[START]

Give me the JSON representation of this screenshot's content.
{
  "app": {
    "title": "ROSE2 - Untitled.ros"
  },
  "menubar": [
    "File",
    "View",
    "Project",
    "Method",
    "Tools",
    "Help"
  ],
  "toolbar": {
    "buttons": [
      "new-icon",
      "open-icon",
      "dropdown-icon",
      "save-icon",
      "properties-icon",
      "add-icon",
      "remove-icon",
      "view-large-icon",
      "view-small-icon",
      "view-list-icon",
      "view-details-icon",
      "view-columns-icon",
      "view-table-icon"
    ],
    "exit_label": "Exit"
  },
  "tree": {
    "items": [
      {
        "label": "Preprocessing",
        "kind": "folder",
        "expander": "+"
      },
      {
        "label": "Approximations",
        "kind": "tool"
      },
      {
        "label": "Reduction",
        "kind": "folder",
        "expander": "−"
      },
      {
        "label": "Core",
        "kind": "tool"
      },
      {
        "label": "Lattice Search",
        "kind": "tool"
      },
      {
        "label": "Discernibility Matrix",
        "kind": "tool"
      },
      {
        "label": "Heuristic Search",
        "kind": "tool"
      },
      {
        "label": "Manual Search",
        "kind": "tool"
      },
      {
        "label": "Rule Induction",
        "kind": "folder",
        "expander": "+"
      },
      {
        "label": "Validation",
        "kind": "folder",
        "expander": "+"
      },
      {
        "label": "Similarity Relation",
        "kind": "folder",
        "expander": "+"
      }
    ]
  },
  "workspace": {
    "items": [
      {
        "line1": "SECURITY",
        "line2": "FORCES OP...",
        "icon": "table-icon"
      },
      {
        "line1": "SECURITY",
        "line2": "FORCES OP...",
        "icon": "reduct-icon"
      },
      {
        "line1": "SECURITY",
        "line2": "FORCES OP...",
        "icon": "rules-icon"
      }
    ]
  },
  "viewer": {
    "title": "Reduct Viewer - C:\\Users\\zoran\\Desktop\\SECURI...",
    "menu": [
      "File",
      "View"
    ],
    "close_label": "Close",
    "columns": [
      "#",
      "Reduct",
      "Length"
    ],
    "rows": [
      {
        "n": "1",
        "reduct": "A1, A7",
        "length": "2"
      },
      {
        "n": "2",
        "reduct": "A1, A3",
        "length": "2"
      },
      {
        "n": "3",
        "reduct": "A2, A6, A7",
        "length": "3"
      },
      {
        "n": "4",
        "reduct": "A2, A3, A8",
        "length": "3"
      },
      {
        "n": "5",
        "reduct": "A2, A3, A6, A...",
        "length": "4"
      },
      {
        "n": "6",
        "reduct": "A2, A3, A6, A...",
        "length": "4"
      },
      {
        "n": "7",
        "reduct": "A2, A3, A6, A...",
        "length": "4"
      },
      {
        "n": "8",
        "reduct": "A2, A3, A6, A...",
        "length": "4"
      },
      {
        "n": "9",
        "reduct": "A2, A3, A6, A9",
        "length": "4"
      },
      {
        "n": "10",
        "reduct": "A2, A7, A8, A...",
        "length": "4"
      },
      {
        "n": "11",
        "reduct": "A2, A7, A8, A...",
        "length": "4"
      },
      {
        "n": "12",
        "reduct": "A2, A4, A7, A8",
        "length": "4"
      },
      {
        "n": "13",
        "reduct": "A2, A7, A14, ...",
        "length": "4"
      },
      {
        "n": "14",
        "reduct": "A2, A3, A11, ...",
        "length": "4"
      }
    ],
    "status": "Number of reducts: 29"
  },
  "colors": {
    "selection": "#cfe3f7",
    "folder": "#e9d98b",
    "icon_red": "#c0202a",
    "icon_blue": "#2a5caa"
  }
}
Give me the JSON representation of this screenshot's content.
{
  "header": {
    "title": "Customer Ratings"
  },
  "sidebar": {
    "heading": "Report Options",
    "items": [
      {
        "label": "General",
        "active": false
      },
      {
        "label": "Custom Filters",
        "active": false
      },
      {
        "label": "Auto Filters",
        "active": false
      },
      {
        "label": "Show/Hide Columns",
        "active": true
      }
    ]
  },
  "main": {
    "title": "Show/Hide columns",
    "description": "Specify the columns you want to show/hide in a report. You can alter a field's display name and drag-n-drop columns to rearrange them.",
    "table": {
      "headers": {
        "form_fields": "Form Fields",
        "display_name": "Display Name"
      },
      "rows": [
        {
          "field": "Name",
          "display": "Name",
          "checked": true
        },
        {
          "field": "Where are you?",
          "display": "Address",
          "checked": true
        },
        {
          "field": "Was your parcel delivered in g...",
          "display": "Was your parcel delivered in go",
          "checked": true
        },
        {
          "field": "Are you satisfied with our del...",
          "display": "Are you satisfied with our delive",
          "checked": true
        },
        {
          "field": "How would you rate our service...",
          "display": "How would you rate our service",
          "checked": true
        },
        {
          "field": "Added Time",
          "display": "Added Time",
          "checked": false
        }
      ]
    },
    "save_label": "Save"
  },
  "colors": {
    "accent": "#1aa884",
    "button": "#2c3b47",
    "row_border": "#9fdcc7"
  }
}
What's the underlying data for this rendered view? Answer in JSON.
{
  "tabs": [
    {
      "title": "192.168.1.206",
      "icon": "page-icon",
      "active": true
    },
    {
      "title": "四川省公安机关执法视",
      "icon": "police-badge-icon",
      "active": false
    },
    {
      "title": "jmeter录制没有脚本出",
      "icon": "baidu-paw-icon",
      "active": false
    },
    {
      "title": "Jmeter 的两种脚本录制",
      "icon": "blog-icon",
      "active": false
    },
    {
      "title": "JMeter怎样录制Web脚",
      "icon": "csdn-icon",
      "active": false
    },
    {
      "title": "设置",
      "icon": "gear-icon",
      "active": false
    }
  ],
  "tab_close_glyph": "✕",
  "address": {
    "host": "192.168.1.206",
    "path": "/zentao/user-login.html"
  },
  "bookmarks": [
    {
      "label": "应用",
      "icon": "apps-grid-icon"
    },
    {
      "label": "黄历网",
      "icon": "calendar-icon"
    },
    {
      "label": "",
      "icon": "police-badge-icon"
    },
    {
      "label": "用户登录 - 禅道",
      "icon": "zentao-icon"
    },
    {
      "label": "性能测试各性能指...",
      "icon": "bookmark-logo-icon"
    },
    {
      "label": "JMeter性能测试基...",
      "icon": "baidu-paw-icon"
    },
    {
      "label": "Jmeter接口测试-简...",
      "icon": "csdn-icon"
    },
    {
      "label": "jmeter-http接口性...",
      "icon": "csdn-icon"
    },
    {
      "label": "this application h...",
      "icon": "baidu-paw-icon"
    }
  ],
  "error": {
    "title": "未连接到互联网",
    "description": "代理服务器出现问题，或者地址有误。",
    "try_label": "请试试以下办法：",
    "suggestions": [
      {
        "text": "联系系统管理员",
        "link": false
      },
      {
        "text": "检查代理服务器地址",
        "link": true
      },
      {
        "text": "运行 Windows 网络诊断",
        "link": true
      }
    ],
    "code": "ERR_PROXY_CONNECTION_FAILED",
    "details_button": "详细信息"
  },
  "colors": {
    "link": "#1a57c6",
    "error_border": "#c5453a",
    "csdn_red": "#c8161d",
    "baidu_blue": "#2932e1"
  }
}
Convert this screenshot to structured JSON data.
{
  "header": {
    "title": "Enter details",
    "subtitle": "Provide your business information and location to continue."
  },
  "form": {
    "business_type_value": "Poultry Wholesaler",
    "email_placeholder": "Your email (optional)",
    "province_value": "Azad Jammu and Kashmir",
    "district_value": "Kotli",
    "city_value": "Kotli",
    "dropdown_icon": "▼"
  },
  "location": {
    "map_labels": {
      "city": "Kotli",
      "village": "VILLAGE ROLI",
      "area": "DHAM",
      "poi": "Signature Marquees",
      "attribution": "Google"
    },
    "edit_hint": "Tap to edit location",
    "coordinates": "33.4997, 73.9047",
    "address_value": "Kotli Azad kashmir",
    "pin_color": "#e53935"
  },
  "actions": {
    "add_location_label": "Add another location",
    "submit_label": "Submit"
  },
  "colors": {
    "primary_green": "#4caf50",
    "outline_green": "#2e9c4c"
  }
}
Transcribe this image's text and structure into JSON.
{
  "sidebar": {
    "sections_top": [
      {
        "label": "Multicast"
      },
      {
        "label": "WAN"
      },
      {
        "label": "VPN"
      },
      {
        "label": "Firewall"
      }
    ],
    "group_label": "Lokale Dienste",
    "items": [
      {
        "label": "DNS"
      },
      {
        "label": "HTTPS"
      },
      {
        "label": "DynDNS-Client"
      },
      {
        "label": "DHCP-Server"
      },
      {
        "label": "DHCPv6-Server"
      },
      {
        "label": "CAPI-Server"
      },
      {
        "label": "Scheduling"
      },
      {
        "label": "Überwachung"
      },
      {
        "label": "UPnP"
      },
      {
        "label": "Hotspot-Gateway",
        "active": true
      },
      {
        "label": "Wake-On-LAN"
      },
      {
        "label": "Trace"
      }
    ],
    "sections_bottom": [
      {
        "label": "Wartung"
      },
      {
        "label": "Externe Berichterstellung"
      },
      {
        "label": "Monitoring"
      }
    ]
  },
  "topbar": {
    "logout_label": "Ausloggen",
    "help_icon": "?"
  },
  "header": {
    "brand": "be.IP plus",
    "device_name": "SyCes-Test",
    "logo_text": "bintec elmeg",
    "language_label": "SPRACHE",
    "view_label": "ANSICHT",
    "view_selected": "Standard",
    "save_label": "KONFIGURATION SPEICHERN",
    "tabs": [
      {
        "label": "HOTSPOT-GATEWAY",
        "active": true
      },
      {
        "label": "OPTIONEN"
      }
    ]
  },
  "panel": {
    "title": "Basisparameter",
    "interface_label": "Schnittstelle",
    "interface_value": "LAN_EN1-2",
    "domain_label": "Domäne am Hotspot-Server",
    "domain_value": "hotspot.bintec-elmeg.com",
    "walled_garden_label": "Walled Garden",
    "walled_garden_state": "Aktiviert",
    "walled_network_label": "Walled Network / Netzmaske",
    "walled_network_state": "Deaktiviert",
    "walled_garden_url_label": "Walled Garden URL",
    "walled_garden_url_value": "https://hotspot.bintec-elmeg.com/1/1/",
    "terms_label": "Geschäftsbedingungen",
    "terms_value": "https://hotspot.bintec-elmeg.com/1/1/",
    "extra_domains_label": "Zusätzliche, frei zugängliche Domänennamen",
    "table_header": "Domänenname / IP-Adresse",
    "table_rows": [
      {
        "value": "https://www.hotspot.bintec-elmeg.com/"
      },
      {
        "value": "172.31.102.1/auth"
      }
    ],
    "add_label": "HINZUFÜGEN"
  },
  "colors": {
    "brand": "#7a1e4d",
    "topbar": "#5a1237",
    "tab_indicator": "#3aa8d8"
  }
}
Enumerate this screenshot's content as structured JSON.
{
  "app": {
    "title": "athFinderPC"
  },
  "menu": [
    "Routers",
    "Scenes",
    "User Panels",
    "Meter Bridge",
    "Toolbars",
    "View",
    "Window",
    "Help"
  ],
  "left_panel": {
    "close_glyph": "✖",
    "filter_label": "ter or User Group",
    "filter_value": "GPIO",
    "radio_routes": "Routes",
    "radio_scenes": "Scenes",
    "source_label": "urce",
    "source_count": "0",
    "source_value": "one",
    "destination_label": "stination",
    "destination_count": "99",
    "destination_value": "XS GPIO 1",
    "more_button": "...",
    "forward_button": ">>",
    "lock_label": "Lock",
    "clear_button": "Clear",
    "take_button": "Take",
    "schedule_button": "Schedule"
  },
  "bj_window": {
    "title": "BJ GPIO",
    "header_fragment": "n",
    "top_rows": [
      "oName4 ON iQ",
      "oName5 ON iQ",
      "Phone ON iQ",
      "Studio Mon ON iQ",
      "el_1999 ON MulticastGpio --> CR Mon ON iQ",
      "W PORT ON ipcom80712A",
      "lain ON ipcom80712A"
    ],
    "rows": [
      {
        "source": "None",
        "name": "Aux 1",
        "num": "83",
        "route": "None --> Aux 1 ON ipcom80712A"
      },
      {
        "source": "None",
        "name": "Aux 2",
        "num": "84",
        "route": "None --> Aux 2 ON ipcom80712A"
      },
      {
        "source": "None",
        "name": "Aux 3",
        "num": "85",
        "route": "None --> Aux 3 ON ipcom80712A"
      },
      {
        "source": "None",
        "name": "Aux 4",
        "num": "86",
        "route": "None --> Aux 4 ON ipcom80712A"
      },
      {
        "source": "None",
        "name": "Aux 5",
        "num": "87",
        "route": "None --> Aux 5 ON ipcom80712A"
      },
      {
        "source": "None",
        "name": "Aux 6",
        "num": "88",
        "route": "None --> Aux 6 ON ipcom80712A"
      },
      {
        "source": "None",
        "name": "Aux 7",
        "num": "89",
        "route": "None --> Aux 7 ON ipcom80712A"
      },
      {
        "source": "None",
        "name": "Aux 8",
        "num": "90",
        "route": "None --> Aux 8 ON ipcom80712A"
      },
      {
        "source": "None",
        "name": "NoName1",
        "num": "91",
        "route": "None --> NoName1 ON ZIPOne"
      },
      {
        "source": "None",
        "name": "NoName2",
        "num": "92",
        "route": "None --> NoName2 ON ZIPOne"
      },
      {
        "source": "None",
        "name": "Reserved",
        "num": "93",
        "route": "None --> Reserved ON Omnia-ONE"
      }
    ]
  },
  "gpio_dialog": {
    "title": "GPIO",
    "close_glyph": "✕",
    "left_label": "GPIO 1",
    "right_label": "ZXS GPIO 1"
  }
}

[END]

-- Direction --
Tally the lines of the listing that include "Search". Reply with nothing but the count.

-- Result for this exercise --
3